*** AVAILABLE RECORDS
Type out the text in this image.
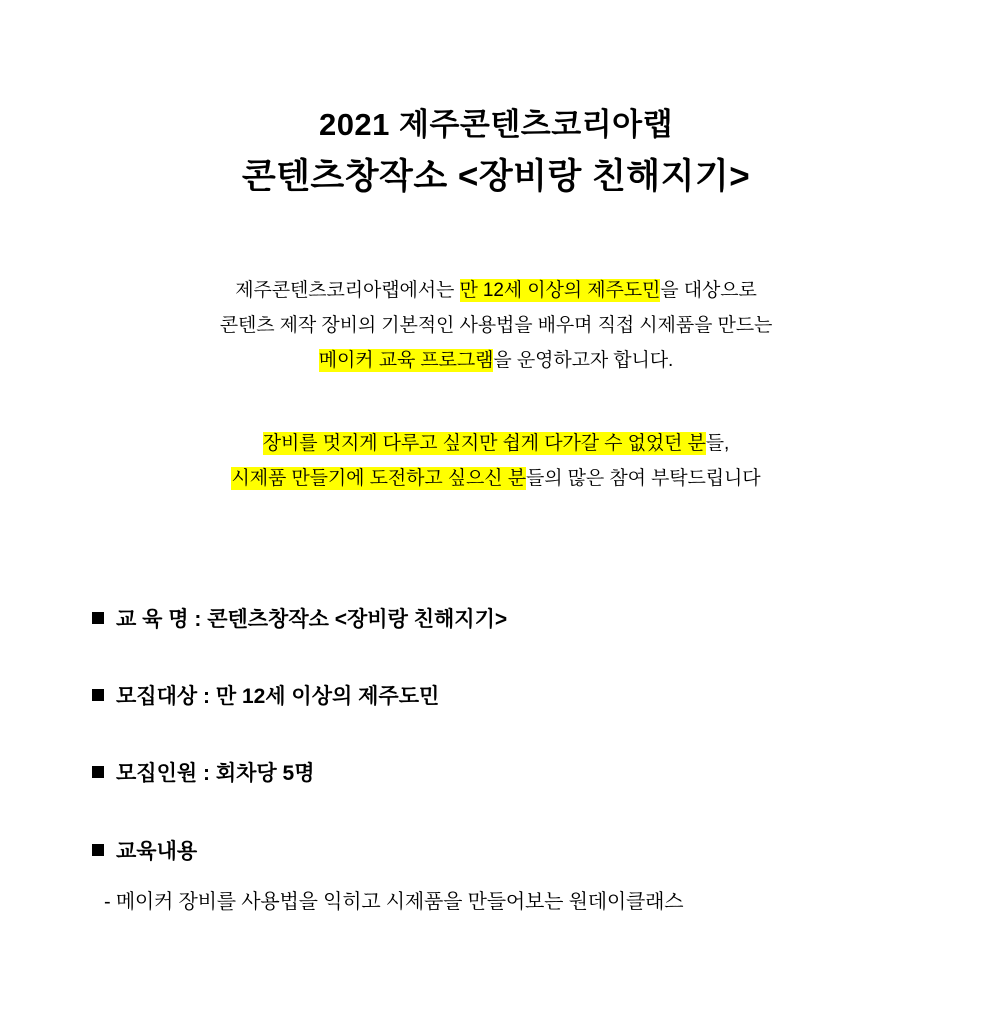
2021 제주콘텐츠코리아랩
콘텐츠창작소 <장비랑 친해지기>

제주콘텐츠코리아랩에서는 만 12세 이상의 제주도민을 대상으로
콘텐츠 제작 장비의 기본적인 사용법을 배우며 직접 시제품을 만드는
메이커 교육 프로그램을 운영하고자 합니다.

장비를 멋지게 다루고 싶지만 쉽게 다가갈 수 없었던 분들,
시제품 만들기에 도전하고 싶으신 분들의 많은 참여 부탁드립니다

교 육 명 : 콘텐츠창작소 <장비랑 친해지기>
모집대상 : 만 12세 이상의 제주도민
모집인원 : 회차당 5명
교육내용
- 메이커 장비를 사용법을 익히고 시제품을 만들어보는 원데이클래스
******
=== SET TASK ===
Your task is to return the entries above exactly, with no pictures.

=== REPLY TO THE TASK ===
Type out the text in this image.
2021 제주콘텐츠코리아랩
콘텐츠창작소 <장비랑 친해지기>

제주콘텐츠코리아랩에서는 만 12세 이상의 제주도민을 대상으로
콘텐츠 제작 장비의 기본적인 사용법을 배우며 직접 시제품을 만드는
메이커 교육 프로그램을 운영하고자 합니다.

장비를 멋지게 다루고 싶지만 쉽게 다가갈 수 없었던 분들,
시제품 만들기에 도전하고 싶으신 분들의 많은 참여 부탁드립니다

교 육 명 : 콘텐츠창작소 <장비랑 친해지기>
모집대상 : 만 12세 이상의 제주도민
모집인원 : 회차당 5명
교육내용
- 메이커 장비를 사용법을 익히고 시제품을 만들어보는 원데이클래스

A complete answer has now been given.